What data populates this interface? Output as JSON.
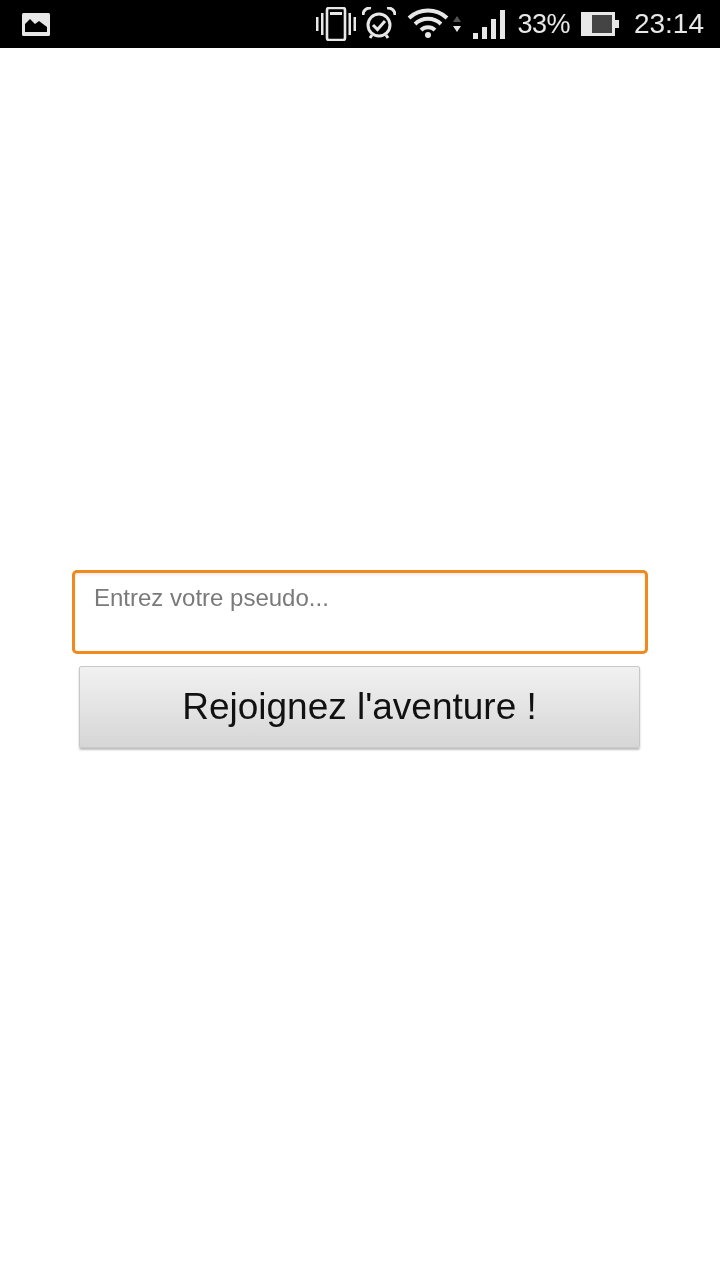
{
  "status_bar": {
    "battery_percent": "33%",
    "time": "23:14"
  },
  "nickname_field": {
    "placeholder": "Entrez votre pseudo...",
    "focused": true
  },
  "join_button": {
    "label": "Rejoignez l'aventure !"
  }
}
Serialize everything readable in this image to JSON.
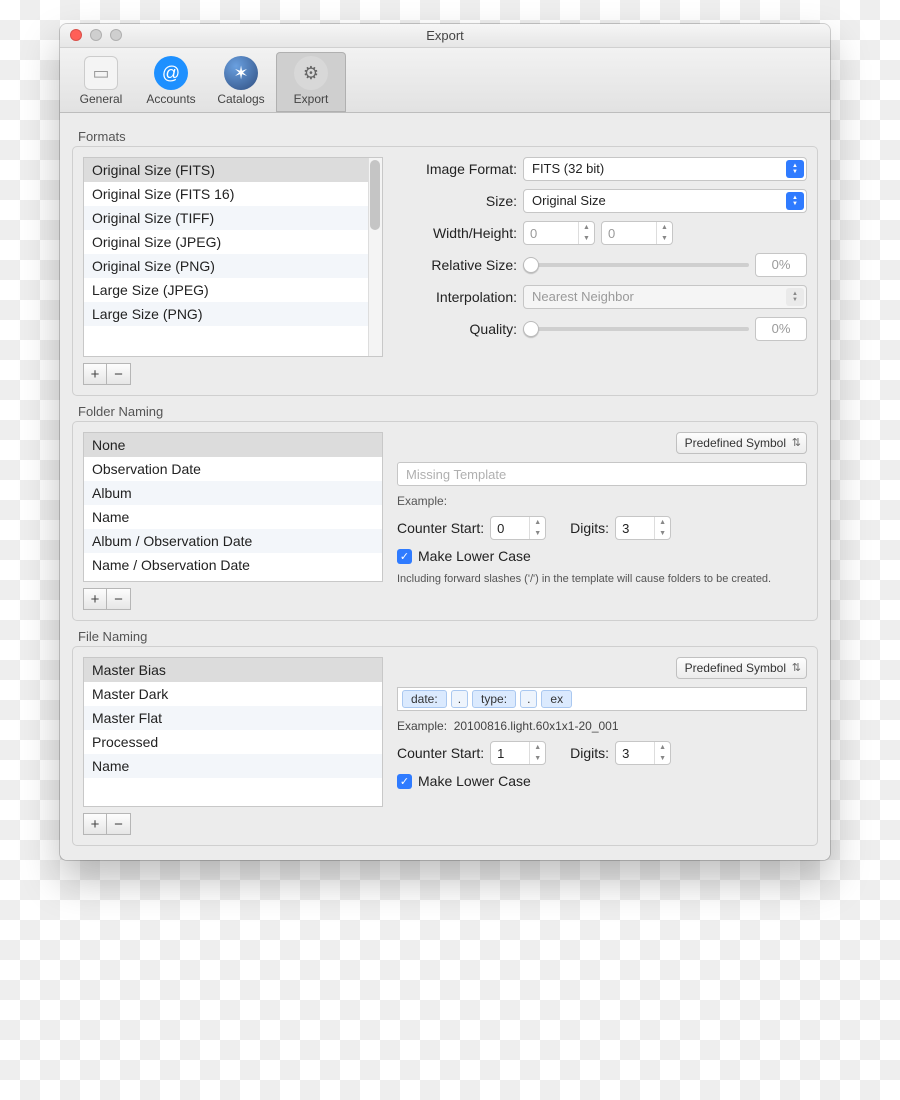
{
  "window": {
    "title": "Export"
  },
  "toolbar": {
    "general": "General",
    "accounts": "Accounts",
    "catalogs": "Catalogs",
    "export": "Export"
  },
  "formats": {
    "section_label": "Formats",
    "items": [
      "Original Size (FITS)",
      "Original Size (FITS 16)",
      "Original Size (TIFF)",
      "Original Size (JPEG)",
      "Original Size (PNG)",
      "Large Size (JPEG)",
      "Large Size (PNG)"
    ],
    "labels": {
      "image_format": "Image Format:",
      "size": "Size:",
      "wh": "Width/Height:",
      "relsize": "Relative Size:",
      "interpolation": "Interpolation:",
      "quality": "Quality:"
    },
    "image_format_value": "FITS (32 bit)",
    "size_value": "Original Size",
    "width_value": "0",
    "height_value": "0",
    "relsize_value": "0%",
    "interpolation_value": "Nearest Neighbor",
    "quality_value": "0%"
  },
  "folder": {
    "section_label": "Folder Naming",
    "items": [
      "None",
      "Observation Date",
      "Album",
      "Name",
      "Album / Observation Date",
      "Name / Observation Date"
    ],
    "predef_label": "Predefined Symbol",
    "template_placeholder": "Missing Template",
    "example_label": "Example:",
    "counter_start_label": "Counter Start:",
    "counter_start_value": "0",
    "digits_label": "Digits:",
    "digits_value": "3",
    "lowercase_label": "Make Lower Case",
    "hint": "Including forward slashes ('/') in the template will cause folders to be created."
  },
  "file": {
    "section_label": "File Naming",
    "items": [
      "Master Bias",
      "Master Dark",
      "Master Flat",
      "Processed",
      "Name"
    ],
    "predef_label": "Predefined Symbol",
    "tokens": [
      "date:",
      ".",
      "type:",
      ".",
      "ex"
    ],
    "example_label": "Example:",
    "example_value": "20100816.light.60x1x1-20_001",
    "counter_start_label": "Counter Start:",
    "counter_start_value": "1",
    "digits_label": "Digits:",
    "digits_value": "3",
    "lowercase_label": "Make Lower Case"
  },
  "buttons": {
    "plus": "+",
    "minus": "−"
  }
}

==

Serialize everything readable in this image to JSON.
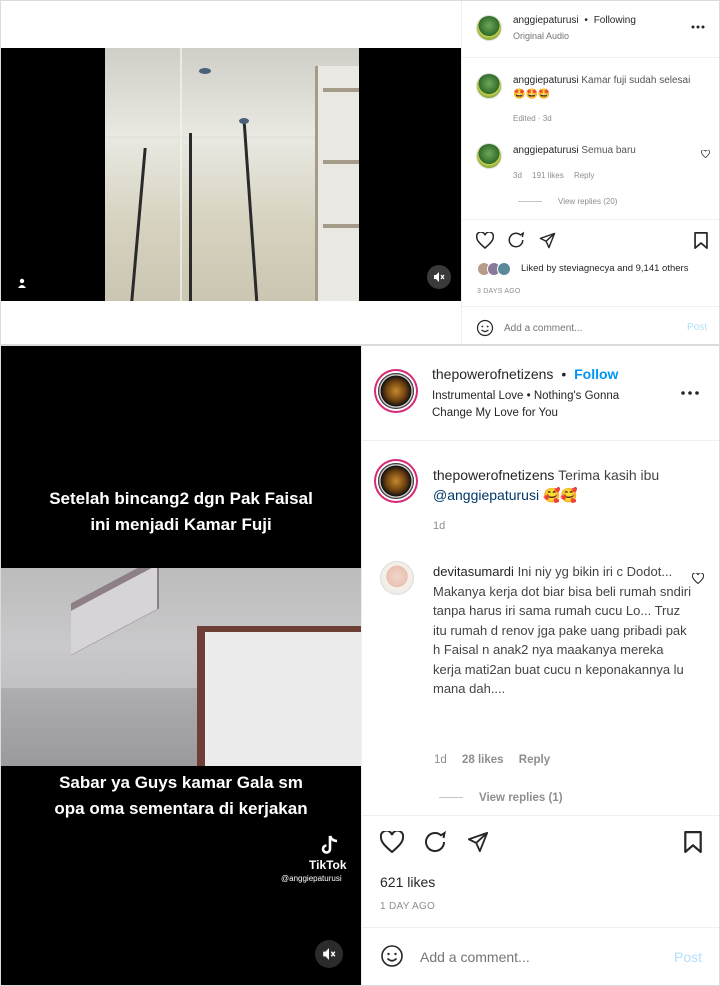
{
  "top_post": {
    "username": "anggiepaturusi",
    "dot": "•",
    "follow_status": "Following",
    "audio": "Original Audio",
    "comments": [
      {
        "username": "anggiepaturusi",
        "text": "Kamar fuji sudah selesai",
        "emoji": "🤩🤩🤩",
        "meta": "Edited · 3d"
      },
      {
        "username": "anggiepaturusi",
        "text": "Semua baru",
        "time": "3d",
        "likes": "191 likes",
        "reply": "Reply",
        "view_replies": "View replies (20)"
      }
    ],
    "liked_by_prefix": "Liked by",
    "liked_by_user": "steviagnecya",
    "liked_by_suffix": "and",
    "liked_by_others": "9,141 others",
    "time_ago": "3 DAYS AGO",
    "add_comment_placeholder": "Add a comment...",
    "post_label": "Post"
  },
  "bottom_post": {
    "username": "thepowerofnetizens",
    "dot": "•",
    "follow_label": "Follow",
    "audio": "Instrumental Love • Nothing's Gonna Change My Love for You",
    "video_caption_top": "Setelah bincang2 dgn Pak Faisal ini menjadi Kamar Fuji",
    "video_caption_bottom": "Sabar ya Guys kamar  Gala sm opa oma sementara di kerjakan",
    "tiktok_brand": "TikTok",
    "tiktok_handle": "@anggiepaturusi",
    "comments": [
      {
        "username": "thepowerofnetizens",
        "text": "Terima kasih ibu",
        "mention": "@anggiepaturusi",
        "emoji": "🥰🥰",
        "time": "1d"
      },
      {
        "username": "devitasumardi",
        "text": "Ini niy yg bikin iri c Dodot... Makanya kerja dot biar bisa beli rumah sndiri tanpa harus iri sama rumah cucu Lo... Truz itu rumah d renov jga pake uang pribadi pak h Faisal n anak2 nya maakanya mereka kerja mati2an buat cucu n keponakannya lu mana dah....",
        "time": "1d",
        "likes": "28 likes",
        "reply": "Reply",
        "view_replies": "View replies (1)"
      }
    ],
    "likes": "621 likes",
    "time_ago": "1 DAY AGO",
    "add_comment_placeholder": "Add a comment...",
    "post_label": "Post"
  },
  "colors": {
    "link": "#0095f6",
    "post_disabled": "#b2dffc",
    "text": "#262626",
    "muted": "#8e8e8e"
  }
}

### WRITTEN INSTRUCTION
Scan the data above; copy every line where "username" appears.

### THE RESULT
    "username": "anggiepaturusi",
        "username": "anggiepaturusi",
        "username": "anggiepaturusi",
    "username": "thepowerofnetizens",
        "username": "thepowerofnetizens",
        "username": "devitasumardi",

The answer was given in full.